WHAT YOU ARE ASKED TO DO:
Transcribe the data that follows precisely, omitting nothing.
***
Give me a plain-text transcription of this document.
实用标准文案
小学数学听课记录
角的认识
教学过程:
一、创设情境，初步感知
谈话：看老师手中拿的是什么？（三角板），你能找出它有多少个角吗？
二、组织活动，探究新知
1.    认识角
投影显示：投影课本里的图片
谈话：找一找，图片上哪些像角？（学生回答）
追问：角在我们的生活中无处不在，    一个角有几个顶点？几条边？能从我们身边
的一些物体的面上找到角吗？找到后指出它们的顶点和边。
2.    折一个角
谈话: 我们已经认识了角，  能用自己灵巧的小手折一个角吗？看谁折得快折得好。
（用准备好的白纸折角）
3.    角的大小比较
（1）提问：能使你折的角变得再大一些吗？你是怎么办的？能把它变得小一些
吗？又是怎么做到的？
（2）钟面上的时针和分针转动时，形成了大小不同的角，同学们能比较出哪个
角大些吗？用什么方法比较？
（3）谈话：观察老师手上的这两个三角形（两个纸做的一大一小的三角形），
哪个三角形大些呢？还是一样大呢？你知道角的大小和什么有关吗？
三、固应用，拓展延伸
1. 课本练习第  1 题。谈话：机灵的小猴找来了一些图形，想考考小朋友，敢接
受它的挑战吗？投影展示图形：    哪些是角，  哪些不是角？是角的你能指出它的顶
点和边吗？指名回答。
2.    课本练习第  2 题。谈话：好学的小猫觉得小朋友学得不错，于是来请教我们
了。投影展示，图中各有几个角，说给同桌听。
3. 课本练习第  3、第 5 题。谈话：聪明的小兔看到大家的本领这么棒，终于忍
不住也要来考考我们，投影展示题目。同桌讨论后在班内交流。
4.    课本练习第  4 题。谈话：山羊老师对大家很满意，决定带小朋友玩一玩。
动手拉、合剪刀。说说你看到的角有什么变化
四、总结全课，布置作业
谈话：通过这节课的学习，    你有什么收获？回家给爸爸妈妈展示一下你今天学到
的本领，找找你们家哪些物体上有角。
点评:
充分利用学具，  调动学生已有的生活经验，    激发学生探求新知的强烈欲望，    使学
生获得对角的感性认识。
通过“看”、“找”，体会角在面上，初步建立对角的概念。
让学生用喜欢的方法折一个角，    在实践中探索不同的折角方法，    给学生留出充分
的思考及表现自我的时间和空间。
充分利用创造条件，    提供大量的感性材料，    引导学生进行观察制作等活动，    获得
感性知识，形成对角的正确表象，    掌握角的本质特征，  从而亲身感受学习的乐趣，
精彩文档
***
SOLUTION FOR THIS EXERCISE:
Give me a plain-text transcription of this document.
实用标准文案
小学数学听课记录
角的认识
教学过程:
一、创设情境，初步感知
谈话：看老师手中拿的是什么？（三角板），你能找出它有多少个角吗？
二、组织活动，探究新知
1.    认识角
投影显示：投影课本里的图片
谈话：找一找，图片上哪些像角？（学生回答）
追问：角在我们的生活中无处不在，    一个角有几个顶点？几条边？能从我们身边
的一些物体的面上找到角吗？找到后指出它们的顶点和边。
2.    折一个角
谈话: 我们已经认识了角，  能用自己灵巧的小手折一个角吗？看谁折得快折得好。
（用准备好的白纸折角）
3.    角的大小比较
（1）提问：能使你折的角变得再大一些吗？你是怎么办的？能把它变得小一些
吗？又是怎么做到的？
（2）钟面上的时针和分针转动时，形成了大小不同的角，同学们能比较出哪个
角大些吗？用什么方法比较？
（3）谈话：观察老师手上的这两个三角形（两个纸做的一大一小的三角形），
哪个三角形大些呢？还是一样大呢？你知道角的大小和什么有关吗？
三、固应用，拓展延伸
1. 课本练习第  1 题。谈话：机灵的小猴找来了一些图形，想考考小朋友，敢接
受它的挑战吗？投影展示图形：    哪些是角，  哪些不是角？是角的你能指出它的顶
点和边吗？指名回答。
2.    课本练习第  2 题。谈话：好学的小猫觉得小朋友学得不错，于是来请教我们
了。投影展示，图中各有几个角，说给同桌听。
3. 课本练习第  3、第 5 题。谈话：聪明的小兔看到大家的本领这么棒，终于忍
不住也要来考考我们，投影展示题目。同桌讨论后在班内交流。
4.    课本练习第  4 题。谈话：山羊老师对大家很满意，决定带小朋友玩一玩。
动手拉、合剪刀。说说你看到的角有什么变化
四、总结全课，布置作业
谈话：通过这节课的学习，    你有什么收获？回家给爸爸妈妈展示一下你今天学到
的本领，找找你们家哪些物体上有角。
点评:
充分利用学具，  调动学生已有的生活经验，    激发学生探求新知的强烈欲望，    使学
生获得对角的感性认识。
通过“看”、“找”，体会角在面上，初步建立对角的概念。
让学生用喜欢的方法折一个角，    在实践中探索不同的折角方法，    给学生留出充分
的思考及表现自我的时间和空间。
充分利用创造条件，    提供大量的感性材料，    引导学生进行观察制作等活动，    获得
感性知识，形成对角的正确表象，    掌握角的本质特征，  从而亲身感受学习的乐趣，
精彩文档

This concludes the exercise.